## begin MATERIAL

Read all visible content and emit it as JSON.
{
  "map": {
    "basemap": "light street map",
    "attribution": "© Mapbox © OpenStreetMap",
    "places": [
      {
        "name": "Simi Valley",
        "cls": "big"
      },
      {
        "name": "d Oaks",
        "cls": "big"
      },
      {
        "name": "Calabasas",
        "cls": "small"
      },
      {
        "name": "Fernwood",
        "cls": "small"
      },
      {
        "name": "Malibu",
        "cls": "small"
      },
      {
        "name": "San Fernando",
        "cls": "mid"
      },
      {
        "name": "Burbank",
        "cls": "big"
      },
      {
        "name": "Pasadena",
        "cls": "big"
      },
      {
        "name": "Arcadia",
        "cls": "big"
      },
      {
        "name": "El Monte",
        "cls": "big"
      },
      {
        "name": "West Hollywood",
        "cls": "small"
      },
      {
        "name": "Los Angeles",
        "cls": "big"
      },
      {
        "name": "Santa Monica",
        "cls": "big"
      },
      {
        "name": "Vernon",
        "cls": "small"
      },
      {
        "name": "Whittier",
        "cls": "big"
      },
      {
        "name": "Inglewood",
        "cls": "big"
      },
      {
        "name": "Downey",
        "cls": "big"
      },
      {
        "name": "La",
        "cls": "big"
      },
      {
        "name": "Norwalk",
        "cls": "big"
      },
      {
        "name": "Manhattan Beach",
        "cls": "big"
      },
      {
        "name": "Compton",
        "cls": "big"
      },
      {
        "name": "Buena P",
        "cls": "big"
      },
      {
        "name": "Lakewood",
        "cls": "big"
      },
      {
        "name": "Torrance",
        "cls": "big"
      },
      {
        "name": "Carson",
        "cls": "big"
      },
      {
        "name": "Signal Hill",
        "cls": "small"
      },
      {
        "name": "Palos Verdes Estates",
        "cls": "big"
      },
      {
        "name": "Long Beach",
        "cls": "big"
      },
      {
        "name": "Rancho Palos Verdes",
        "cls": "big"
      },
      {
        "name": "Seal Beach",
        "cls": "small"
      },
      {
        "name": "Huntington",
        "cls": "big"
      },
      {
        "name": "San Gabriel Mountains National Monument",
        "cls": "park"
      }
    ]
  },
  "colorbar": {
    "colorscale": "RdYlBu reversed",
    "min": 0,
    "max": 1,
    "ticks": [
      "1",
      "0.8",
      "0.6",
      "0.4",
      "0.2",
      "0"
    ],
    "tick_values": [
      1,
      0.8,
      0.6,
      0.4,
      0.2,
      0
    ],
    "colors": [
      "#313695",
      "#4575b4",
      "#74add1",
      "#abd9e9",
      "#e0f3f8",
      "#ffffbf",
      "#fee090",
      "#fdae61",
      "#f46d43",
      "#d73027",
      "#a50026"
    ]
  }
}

## end MATERIAL

◆ WRITTEN PROBLEM
Search the entries for the word "Verdes", then gather every line that has it.

◆ SOLUTION TO THIS PROBLEM
        "name": "Palos Verdes Estates",
        "name": "Rancho Palos Verdes",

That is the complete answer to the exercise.